Entries taken from a collection
····················

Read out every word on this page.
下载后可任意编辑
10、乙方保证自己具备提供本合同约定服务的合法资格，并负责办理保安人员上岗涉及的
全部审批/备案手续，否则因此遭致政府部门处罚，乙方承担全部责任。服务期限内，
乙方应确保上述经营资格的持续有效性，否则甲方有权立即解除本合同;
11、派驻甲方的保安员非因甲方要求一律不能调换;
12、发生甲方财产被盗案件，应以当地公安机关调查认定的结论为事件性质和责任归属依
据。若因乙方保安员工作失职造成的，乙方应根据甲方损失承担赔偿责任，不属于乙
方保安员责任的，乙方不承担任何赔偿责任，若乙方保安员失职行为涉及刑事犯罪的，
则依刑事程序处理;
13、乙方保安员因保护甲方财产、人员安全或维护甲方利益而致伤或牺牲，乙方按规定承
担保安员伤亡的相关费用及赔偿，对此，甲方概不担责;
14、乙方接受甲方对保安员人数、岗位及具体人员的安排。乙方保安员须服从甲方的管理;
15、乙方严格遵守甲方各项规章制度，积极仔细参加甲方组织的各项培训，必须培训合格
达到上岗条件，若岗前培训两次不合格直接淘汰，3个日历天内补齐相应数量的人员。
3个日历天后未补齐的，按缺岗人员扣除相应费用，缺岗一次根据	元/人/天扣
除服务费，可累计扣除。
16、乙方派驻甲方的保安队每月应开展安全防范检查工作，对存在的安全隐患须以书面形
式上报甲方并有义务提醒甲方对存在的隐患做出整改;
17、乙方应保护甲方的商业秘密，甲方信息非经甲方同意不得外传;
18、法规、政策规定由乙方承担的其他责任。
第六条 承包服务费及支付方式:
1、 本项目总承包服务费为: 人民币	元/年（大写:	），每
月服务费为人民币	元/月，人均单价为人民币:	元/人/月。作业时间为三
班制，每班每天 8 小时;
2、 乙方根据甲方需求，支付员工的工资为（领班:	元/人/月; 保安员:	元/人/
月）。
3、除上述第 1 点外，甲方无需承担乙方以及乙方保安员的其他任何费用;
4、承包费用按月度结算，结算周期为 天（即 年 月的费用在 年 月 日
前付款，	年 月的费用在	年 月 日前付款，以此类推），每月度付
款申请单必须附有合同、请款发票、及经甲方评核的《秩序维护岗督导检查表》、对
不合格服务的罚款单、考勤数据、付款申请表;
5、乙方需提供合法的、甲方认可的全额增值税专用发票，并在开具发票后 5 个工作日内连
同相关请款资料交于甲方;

····················

[Given exercise]
Copy out all of the data exactly, leaving nothing out.

[Output for this task]
Read out every word on this page.
下载后可任意编辑
10、乙方保证自己具备提供本合同约定服务的合法资格，并负责办理保安人员上岗涉及的
全部审批/备案手续，否则因此遭致政府部门处罚，乙方承担全部责任。服务期限内，
乙方应确保上述经营资格的持续有效性，否则甲方有权立即解除本合同;
11、派驻甲方的保安员非因甲方要求一律不能调换;
12、发生甲方财产被盗案件，应以当地公安机关调查认定的结论为事件性质和责任归属依
据。若因乙方保安员工作失职造成的，乙方应根据甲方损失承担赔偿责任，不属于乙
方保安员责任的，乙方不承担任何赔偿责任，若乙方保安员失职行为涉及刑事犯罪的，
则依刑事程序处理;
13、乙方保安员因保护甲方财产、人员安全或维护甲方利益而致伤或牺牲，乙方按规定承
担保安员伤亡的相关费用及赔偿，对此，甲方概不担责;
14、乙方接受甲方对保安员人数、岗位及具体人员的安排。乙方保安员须服从甲方的管理;
15、乙方严格遵守甲方各项规章制度，积极仔细参加甲方组织的各项培训，必须培训合格
达到上岗条件，若岗前培训两次不合格直接淘汰，3个日历天内补齐相应数量的人员。
3个日历天后未补齐的，按缺岗人员扣除相应费用，缺岗一次根据	元/人/天扣
除服务费，可累计扣除。
16、乙方派驻甲方的保安队每月应开展安全防范检查工作，对存在的安全隐患须以书面形
式上报甲方并有义务提醒甲方对存在的隐患做出整改;
17、乙方应保护甲方的商业秘密，甲方信息非经甲方同意不得外传;
18、法规、政策规定由乙方承担的其他责任。
第六条 承包服务费及支付方式:
1、 本项目总承包服务费为: 人民币	元/年（大写:	），每
月服务费为人民币	元/月，人均单价为人民币:	元/人/月。作业时间为三
班制，每班每天 8 小时;
2、 乙方根据甲方需求，支付员工的工资为（领班:	元/人/月; 保安员:	元/人/
月）。
3、除上述第 1 点外，甲方无需承担乙方以及乙方保安员的其他任何费用;
4、承包费用按月度结算，结算周期为 天（即 年 月的费用在 年 月 日
前付款，	年 月的费用在	年 月 日前付款，以此类推），每月度付
款申请单必须附有合同、请款发票、及经甲方评核的《秩序维护岗督导检查表》、对
不合格服务的罚款单、考勤数据、付款申请表;
5、乙方需提供合法的、甲方认可的全额增值税专用发票，并在开具发票后 5 个工作日内连
同相关请款资料交于甲方;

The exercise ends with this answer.